**WHAT IS EXPECTED:** From the listing below, pick out each line with the word "color".

**DATA SHOWN:**
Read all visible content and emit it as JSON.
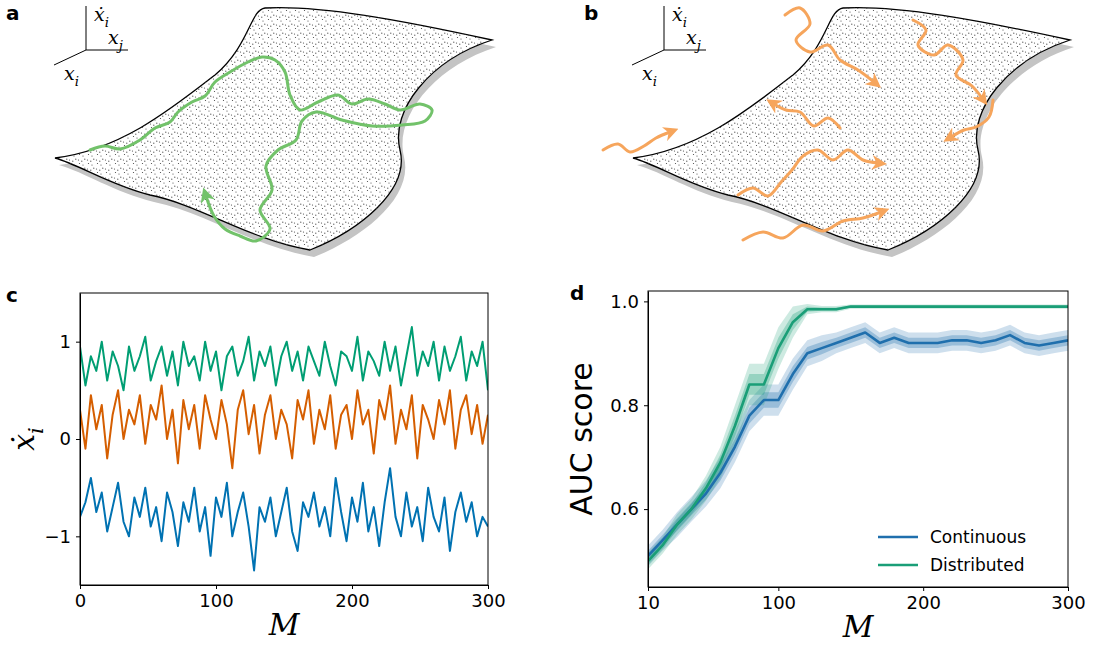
{
  "diagrams": [
    {
      "label": "a",
      "axes": [
        {
          "text": "ẋ",
          "sub": "i"
        },
        {
          "text": "x",
          "sub": "j"
        },
        {
          "text": "x",
          "sub": "i"
        }
      ]
    },
    {
      "label": "b",
      "axes": [
        {
          "text": "ẋ",
          "sub": "i"
        },
        {
          "text": "x",
          "sub": "j"
        },
        {
          "text": "x",
          "sub": "i"
        }
      ]
    }
  ],
  "chart_data": [
    {
      "type": "line",
      "label": "c",
      "x_label": "M",
      "y_label": {
        "text": "ẋ",
        "sub": "i"
      },
      "x": [
        0,
        4,
        8,
        12,
        16,
        20,
        24,
        28,
        32,
        36,
        40,
        44,
        48,
        52,
        56,
        60,
        64,
        68,
        72,
        76,
        80,
        84,
        88,
        92,
        96,
        100,
        104,
        108,
        112,
        116,
        120,
        124,
        128,
        132,
        136,
        140,
        144,
        148,
        152,
        156,
        160,
        164,
        168,
        172,
        176,
        180,
        184,
        188,
        192,
        196,
        200,
        204,
        208,
        212,
        216,
        220,
        224,
        228,
        232,
        236,
        240,
        244,
        248,
        252,
        256,
        260,
        264,
        268,
        272,
        276,
        280,
        284,
        288,
        292,
        296,
        300
      ],
      "xlim": [
        0,
        300
      ],
      "xticks": [
        0,
        100,
        200,
        300
      ],
      "ylim": [
        -1.5,
        1.5
      ],
      "yticks": [
        {
          "value": -1,
          "label": "−1"
        },
        0,
        1
      ],
      "series": [
        {
          "color": "#009e73",
          "values": [
            0.95,
            0.55,
            0.85,
            0.7,
            1.0,
            0.6,
            0.9,
            0.75,
            0.5,
            0.95,
            0.7,
            0.85,
            1.05,
            0.6,
            0.8,
            0.95,
            0.65,
            0.9,
            0.55,
            1.0,
            0.75,
            0.85,
            0.6,
            1.0,
            0.7,
            0.9,
            0.5,
            0.85,
            0.95,
            0.65,
            0.8,
            1.05,
            0.6,
            0.9,
            0.75,
            0.95,
            0.55,
            0.85,
            1.0,
            0.7,
            0.9,
            0.6,
            0.95,
            0.8,
            0.65,
            1.0,
            0.75,
            0.55,
            0.9,
            0.85,
            0.7,
            1.05,
            0.6,
            0.9,
            0.8,
            0.65,
            1.0,
            0.7,
            0.95,
            0.55,
            0.85,
            1.15,
            0.65,
            0.9,
            0.75,
            1.0,
            0.6,
            0.95,
            0.7,
            0.85,
            1.05,
            0.6,
            0.9,
            0.75,
            1.0,
            0.5
          ]
        },
        {
          "color": "#d55e00",
          "values": [
            0.3,
            -0.1,
            0.45,
            0.1,
            0.35,
            -0.2,
            0.25,
            0.5,
            0.0,
            0.3,
            0.15,
            0.45,
            -0.05,
            0.35,
            0.2,
            0.55,
            0.0,
            0.3,
            -0.25,
            0.4,
            0.1,
            0.35,
            -0.1,
            0.45,
            0.2,
            0.0,
            0.4,
            0.15,
            -0.3,
            0.3,
            0.5,
            0.05,
            0.35,
            -0.15,
            0.25,
            0.45,
            0.0,
            0.3,
            0.15,
            -0.2,
            0.4,
            0.2,
            0.5,
            -0.05,
            0.3,
            0.1,
            0.45,
            -0.1,
            0.25,
            0.35,
            0.0,
            0.5,
            0.15,
            0.3,
            -0.15,
            0.4,
            0.2,
            0.55,
            -0.05,
            0.3,
            0.1,
            0.45,
            -0.2,
            0.35,
            0.2,
            0.0,
            0.4,
            0.15,
            0.5,
            -0.1,
            0.3,
            0.45,
            0.05,
            0.35,
            -0.05,
            0.25
          ]
        },
        {
          "color": "#0072b2",
          "values": [
            -0.8,
            -0.65,
            -0.4,
            -0.75,
            -0.55,
            -0.95,
            -0.7,
            -0.45,
            -0.85,
            -1.0,
            -0.6,
            -0.8,
            -0.5,
            -0.9,
            -0.7,
            -1.05,
            -0.55,
            -0.75,
            -1.1,
            -0.65,
            -0.85,
            -0.5,
            -0.95,
            -0.7,
            -1.2,
            -0.6,
            -0.8,
            -0.45,
            -1.0,
            -0.75,
            -0.55,
            -0.9,
            -1.35,
            -0.7,
            -0.85,
            -0.6,
            -1.0,
            -0.75,
            -0.5,
            -0.95,
            -1.15,
            -0.65,
            -0.8,
            -0.55,
            -0.9,
            -0.7,
            -1.0,
            -0.4,
            -0.75,
            -1.05,
            -0.6,
            -0.85,
            -0.45,
            -0.95,
            -0.7,
            -1.1,
            -0.65,
            -0.3,
            -0.8,
            -1.0,
            -0.55,
            -0.9,
            -0.7,
            -1.05,
            -0.5,
            -0.8,
            -0.95,
            -0.6,
            -1.15,
            -0.75,
            -0.55,
            -0.85,
            -0.65,
            -1.0,
            -0.8,
            -0.9
          ]
        }
      ]
    },
    {
      "type": "line",
      "label": "d",
      "x_label": "M",
      "y_label": "AUC score",
      "x": [
        10,
        20,
        30,
        40,
        50,
        60,
        70,
        80,
        90,
        100,
        110,
        120,
        130,
        140,
        150,
        160,
        170,
        180,
        190,
        200,
        210,
        220,
        230,
        240,
        250,
        260,
        270,
        280,
        290,
        300
      ],
      "xlim": [
        10,
        300
      ],
      "xticks": [
        10,
        100,
        200,
        300
      ],
      "ylim": [
        0.45,
        1.02
      ],
      "yticks": [
        0.6,
        0.8,
        {
          "value": 1,
          "label": "1.0"
        }
      ],
      "legend": "lower right",
      "series": [
        {
          "name": "Continuous",
          "color": "#1f6fad",
          "values": [
            0.51,
            0.54,
            0.57,
            0.6,
            0.63,
            0.67,
            0.72,
            0.78,
            0.81,
            0.81,
            0.86,
            0.9,
            0.91,
            0.92,
            0.93,
            0.94,
            0.92,
            0.93,
            0.92,
            0.92,
            0.92,
            0.925,
            0.925,
            0.92,
            0.925,
            0.935,
            0.92,
            0.915,
            0.92,
            0.925
          ],
          "error_inner": [
            0.01,
            0.01,
            0.012,
            0.012,
            0.012,
            0.015,
            0.015,
            0.015,
            0.015,
            0.015,
            0.015,
            0.012,
            0.012,
            0.01,
            0.01,
            0.01,
            0.01,
            0.01,
            0.01,
            0.01,
            0.01,
            0.01,
            0.01,
            0.01,
            0.01,
            0.01,
            0.01,
            0.01,
            0.01,
            0.01
          ],
          "error_outer": [
            0.02,
            0.02,
            0.024,
            0.024,
            0.025,
            0.03,
            0.03,
            0.03,
            0.03,
            0.03,
            0.03,
            0.025,
            0.025,
            0.02,
            0.02,
            0.02,
            0.02,
            0.02,
            0.02,
            0.02,
            0.02,
            0.02,
            0.02,
            0.02,
            0.02,
            0.02,
            0.02,
            0.02,
            0.02,
            0.02
          ]
        },
        {
          "name": "Distributed",
          "color": "#1a9e77",
          "values": [
            0.5,
            0.53,
            0.57,
            0.6,
            0.64,
            0.69,
            0.76,
            0.84,
            0.84,
            0.91,
            0.96,
            0.985,
            0.985,
            0.985,
            0.99,
            0.99,
            0.99,
            0.99,
            0.99,
            0.99,
            0.99,
            0.99,
            0.99,
            0.99,
            0.99,
            0.99,
            0.99,
            0.99,
            0.99,
            0.99
          ],
          "error_inner": [
            0.008,
            0.008,
            0.01,
            0.01,
            0.012,
            0.015,
            0.02,
            0.02,
            0.02,
            0.02,
            0.015,
            0.005,
            0.003,
            0.003,
            0.002,
            0.002,
            0.002,
            0.002,
            0.002,
            0.002,
            0.002,
            0.002,
            0.002,
            0.002,
            0.002,
            0.002,
            0.002,
            0.002,
            0.002,
            0.002
          ],
          "error_outer": [
            0.016,
            0.016,
            0.02,
            0.02,
            0.024,
            0.03,
            0.04,
            0.04,
            0.04,
            0.04,
            0.03,
            0.01,
            0.006,
            0.006,
            0.004,
            0.004,
            0.004,
            0.004,
            0.004,
            0.004,
            0.004,
            0.004,
            0.004,
            0.004,
            0.004,
            0.004,
            0.004,
            0.004,
            0.004,
            0.004
          ]
        }
      ]
    }
  ]
}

**SOLUTION TO THIS PROBLEM:**
          "color": "#009e73",
          "color": "#d55e00",
          "color": "#0072b2",
          "color": "#1f6fad",
          "color": "#1a9e77",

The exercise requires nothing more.